• **PROVIDED MATERIAL**
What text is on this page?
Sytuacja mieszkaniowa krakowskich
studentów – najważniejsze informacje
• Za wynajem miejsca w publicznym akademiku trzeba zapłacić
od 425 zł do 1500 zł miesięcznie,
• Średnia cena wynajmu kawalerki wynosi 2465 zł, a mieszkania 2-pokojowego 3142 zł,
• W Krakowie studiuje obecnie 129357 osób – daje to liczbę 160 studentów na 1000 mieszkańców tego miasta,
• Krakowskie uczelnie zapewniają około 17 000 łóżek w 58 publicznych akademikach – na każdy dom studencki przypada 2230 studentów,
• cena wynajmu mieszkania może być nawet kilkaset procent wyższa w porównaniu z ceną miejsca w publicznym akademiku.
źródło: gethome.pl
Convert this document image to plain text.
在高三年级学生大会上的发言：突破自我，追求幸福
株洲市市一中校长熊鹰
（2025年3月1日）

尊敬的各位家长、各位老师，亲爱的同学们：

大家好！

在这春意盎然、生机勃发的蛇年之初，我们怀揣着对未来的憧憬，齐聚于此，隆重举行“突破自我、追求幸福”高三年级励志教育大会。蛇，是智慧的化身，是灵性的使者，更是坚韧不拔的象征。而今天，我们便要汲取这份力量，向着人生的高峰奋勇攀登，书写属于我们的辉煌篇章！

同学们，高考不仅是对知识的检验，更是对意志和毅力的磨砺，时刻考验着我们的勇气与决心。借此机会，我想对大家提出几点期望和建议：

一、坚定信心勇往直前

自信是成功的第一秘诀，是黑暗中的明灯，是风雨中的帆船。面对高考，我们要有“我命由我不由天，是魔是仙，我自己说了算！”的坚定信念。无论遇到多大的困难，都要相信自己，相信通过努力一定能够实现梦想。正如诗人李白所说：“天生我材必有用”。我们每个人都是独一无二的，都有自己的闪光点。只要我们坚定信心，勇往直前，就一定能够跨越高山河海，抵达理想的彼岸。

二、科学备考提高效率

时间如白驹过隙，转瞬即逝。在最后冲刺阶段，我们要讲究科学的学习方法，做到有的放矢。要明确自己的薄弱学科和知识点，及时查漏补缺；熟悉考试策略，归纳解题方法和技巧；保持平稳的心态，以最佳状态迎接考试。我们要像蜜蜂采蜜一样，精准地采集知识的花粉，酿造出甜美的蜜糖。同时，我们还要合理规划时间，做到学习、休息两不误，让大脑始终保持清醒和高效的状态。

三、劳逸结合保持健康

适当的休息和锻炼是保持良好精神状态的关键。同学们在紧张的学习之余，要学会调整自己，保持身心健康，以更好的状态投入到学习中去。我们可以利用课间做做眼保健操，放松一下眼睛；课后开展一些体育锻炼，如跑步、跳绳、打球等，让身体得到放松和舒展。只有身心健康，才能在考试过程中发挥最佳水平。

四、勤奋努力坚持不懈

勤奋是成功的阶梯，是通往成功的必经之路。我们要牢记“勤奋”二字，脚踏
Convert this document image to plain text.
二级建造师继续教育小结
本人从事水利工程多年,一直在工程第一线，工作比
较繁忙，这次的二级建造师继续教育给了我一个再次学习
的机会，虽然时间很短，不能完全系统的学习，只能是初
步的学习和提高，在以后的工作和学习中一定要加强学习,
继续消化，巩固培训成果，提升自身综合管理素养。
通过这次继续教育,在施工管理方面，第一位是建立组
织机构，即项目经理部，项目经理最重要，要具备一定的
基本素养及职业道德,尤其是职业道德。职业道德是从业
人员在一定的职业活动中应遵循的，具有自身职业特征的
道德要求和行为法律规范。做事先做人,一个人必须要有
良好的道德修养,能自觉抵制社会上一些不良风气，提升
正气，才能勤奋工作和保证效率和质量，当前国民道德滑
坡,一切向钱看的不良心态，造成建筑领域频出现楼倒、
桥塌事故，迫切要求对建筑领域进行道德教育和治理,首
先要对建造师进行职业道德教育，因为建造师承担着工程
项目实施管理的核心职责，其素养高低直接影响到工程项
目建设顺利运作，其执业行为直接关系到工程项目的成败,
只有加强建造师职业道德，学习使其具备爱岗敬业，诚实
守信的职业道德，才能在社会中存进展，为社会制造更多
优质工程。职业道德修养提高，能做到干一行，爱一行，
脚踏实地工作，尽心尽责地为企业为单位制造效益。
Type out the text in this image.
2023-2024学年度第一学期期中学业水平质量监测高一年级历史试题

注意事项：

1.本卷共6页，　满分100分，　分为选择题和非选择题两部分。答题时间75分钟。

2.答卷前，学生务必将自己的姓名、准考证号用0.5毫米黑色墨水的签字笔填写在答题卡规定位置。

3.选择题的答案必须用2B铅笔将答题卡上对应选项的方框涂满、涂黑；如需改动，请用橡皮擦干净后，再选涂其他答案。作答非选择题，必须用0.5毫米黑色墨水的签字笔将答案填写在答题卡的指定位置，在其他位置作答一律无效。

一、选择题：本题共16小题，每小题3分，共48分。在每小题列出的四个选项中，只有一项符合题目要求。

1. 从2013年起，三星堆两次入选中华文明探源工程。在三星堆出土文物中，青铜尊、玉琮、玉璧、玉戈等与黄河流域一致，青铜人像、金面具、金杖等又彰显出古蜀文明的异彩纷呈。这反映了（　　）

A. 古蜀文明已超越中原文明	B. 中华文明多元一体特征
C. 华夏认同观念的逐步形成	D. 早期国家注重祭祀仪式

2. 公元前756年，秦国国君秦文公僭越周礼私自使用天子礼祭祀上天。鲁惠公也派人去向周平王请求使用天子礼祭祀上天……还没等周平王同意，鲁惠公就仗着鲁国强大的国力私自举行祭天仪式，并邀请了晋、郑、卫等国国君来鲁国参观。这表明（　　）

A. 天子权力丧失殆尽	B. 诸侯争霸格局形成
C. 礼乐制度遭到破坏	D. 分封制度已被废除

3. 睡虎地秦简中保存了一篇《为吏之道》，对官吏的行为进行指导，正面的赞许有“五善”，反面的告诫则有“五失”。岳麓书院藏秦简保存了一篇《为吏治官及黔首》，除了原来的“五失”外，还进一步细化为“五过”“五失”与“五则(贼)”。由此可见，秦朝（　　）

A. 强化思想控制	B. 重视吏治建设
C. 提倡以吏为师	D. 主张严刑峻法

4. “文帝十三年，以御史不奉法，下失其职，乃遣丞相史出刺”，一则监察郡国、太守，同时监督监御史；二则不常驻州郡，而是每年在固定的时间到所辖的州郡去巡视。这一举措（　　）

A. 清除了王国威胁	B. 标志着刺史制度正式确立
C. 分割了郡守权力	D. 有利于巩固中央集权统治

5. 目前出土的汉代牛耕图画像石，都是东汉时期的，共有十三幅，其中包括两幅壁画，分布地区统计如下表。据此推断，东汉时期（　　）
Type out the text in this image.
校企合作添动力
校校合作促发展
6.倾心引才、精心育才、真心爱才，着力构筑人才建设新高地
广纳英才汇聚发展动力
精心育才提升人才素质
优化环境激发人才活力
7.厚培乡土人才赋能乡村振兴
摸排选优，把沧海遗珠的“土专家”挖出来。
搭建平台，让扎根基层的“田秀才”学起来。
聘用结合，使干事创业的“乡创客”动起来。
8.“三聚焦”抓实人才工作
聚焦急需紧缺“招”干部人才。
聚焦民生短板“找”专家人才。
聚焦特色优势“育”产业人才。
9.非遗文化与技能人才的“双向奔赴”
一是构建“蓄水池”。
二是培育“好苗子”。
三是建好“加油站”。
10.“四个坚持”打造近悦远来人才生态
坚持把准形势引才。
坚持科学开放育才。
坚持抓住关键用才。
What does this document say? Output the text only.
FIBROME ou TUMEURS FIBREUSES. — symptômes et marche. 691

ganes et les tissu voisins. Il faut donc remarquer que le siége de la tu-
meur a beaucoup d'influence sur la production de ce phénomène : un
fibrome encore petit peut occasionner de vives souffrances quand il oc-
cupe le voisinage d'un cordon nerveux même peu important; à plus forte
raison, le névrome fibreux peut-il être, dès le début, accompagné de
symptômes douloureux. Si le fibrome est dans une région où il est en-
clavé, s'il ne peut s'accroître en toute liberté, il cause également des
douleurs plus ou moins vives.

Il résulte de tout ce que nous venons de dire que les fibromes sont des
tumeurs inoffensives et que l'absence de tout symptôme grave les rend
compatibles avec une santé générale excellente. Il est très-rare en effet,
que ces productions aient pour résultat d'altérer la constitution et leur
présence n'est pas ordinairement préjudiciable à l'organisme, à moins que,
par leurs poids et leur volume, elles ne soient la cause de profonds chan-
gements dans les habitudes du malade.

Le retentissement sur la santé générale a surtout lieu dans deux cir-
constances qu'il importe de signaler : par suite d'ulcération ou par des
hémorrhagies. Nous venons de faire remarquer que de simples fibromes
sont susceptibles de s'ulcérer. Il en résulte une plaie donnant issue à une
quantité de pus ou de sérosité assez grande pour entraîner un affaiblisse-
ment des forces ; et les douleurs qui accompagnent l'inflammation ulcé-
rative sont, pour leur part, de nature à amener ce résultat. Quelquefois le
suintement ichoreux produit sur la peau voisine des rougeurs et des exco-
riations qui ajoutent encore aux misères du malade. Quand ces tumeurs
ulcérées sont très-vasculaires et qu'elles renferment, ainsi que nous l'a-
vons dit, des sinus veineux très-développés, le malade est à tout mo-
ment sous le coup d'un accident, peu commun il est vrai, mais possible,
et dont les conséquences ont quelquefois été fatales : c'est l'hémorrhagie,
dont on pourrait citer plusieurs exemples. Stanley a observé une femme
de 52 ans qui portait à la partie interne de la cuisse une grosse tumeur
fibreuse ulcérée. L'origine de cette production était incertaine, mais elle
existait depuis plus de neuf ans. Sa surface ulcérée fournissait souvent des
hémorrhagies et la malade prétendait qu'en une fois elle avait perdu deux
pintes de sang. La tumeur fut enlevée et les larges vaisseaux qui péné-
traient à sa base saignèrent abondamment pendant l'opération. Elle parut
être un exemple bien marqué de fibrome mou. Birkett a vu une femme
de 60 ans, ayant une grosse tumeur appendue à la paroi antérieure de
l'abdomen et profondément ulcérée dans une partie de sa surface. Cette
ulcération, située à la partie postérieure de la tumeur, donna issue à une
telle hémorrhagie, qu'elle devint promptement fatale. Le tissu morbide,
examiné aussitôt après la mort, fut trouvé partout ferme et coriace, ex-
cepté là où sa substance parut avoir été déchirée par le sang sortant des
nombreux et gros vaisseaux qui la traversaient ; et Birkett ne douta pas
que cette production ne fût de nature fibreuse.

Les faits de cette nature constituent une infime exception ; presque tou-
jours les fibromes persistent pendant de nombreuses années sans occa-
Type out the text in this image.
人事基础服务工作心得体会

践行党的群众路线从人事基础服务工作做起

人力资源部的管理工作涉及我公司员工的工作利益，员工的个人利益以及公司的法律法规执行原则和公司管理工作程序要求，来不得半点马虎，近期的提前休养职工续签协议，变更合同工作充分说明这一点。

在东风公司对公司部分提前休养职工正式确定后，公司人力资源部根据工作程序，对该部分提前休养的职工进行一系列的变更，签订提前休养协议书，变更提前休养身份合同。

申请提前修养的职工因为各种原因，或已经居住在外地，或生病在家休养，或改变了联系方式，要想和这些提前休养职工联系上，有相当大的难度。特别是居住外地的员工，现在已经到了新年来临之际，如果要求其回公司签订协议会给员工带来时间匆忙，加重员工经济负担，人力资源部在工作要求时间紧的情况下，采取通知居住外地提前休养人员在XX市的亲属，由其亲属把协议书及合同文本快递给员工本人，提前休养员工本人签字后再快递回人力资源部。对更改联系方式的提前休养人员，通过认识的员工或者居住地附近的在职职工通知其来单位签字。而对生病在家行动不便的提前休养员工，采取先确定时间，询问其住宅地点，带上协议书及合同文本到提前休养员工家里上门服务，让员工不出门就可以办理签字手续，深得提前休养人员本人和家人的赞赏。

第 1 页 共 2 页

• **WHAT IS REQUIRED**
Counting only lines of the data above that hold "突破自我", report the total and nothing else.

• **FINISHED TASK**
2